▶ SET EXERCISE
An exact copy of every record is needed.
━━━
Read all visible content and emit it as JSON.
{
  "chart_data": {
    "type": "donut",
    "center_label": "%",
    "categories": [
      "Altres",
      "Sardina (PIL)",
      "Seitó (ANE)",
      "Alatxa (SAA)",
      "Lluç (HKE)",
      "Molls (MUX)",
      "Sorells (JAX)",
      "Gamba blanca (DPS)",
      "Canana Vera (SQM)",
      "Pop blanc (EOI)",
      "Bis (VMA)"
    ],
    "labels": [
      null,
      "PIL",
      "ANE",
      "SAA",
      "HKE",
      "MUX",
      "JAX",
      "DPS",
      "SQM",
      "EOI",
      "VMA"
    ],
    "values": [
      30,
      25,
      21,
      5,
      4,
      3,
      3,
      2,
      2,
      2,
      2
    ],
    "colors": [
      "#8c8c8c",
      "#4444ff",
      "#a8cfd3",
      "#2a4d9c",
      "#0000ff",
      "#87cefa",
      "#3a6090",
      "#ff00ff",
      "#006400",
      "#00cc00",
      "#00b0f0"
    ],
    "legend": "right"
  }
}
━━━
▶ WRITTEN RESPONSE
Read all visible content and emit it as JSON.
{
  "chart_data": {
    "type": "donut",
    "center_label": "%",
    "categories": [
      "Altres",
      "Sardina (PIL)",
      "Seitó (ANE)",
      "Alatxa (SAA)",
      "Lluç (HKE)",
      "Molls (MUX)",
      "Sorells (JAX)",
      "Gamba blanca (DPS)",
      "Canana Vera (SQM)",
      "Pop blanc (EOI)",
      "Bis (VMA)"
    ],
    "labels": [
      null,
      "PIL",
      "ANE",
      "SAA",
      "HKE",
      "MUX",
      "JAX",
      "DPS",
      "SQM",
      "EOI",
      "VMA"
    ],
    "values": [
      30,
      25,
      21,
      5,
      4,
      3,
      3,
      2,
      2,
      2,
      2
    ],
    "colors": [
      "#8c8c8c",
      "#4444ff",
      "#a8cfd3",
      "#2a4d9c",
      "#0000ff",
      "#87cefa",
      "#3a6090",
      "#ff00ff",
      "#006400",
      "#00cc00",
      "#00b0f0"
    ],
    "legend": "right"
  }
}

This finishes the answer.